Input for this task =>
>> begin

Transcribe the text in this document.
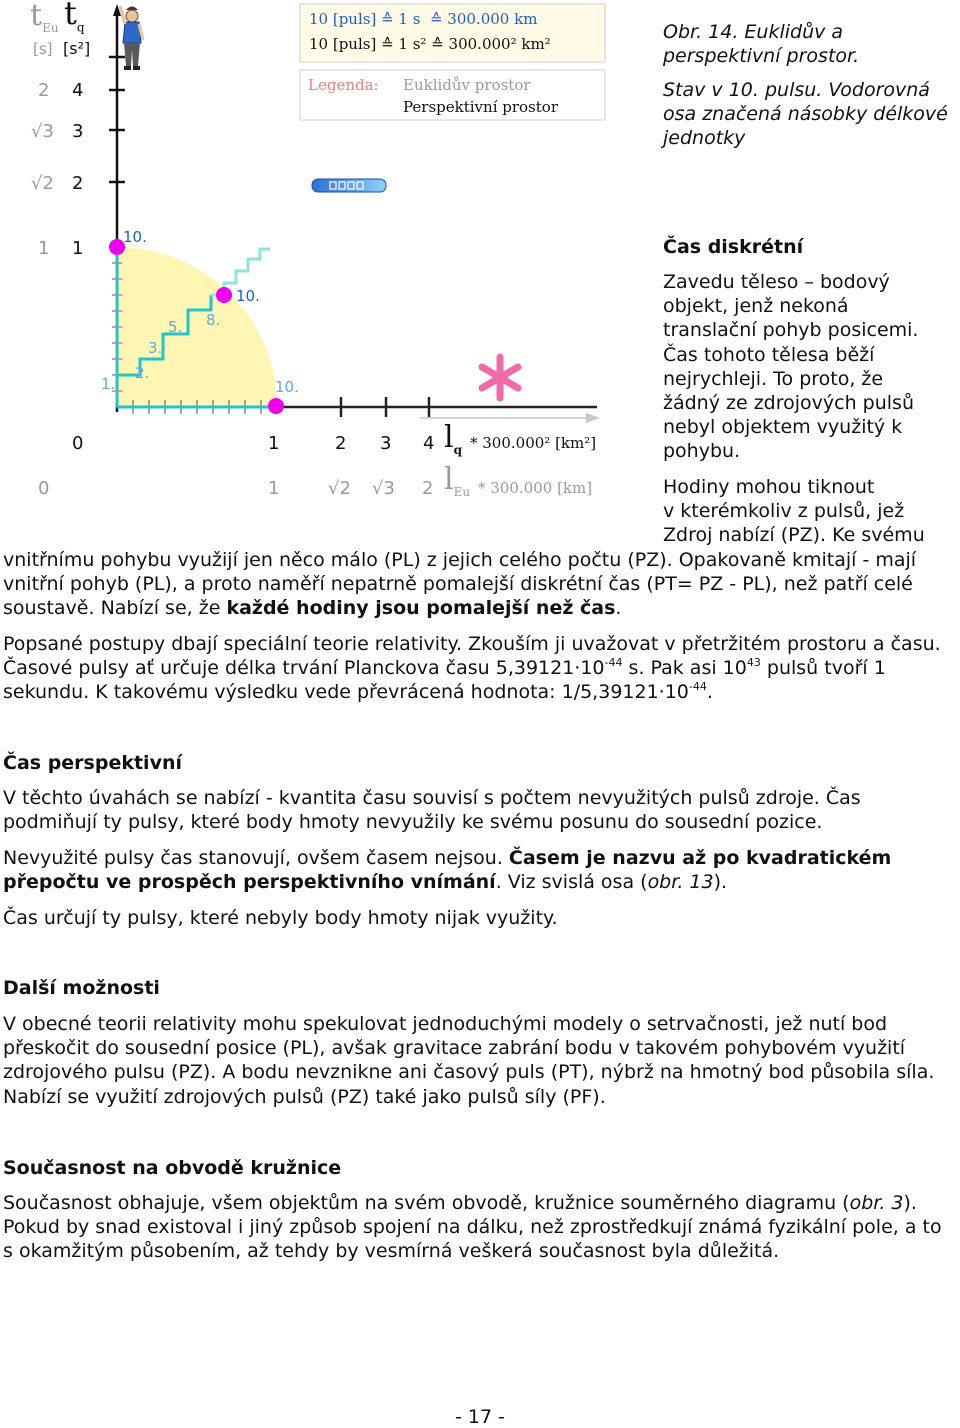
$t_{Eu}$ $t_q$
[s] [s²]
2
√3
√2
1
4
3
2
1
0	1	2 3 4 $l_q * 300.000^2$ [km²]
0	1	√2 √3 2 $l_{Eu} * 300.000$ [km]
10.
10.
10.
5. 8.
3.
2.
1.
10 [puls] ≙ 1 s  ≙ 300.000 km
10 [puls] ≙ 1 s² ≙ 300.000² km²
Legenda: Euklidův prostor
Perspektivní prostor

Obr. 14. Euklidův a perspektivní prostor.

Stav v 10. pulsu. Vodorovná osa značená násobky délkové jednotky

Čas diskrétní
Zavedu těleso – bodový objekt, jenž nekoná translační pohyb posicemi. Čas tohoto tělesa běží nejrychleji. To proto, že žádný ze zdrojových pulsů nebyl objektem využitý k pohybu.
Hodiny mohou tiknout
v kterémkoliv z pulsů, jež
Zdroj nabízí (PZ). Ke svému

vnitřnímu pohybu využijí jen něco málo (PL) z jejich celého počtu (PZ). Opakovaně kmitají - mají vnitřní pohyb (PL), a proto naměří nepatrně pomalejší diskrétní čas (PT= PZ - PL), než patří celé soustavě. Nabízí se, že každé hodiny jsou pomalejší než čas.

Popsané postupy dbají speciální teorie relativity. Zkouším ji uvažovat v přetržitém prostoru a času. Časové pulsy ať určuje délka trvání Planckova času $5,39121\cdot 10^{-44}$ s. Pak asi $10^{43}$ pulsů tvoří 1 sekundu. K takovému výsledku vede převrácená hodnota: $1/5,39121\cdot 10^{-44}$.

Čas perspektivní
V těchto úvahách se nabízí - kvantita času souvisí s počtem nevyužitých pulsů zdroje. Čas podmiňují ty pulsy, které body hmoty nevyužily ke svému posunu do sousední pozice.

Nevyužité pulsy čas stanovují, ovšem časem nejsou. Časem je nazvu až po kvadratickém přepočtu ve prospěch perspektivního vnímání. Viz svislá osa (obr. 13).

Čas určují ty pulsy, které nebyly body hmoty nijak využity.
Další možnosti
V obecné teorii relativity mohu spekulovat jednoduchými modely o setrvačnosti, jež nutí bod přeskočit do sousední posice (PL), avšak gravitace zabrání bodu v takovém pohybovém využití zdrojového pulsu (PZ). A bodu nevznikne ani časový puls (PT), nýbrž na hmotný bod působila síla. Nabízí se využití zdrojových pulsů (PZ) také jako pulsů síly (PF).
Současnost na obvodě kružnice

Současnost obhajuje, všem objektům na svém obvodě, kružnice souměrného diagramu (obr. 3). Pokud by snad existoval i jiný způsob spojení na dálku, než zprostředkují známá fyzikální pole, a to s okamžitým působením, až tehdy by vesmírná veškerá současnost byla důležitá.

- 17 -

>> end

Brief => Look over the listing above. Pick out and copy every line that includes "pohybu".

Result of the task =>
Zavedu těleso – bodový objekt, jenž nekoná translační pohyb posicemi. Čas tohoto tělesa běží nejrychleji. To proto, že žádný ze zdrojových pulsů nebyl objektem využitý k pohybu.
vnitřnímu pohybu využijí jen něco málo (PL) z jejich celého počtu (PZ). Opakovaně kmitají - mají vnitřní pohyb (PL), a proto naměří nepatrně pomalejší diskrétní čas (PT= PZ - PL), než patří celé soustavě. Nabízí se, že každé hodiny jsou pomalejší než čas.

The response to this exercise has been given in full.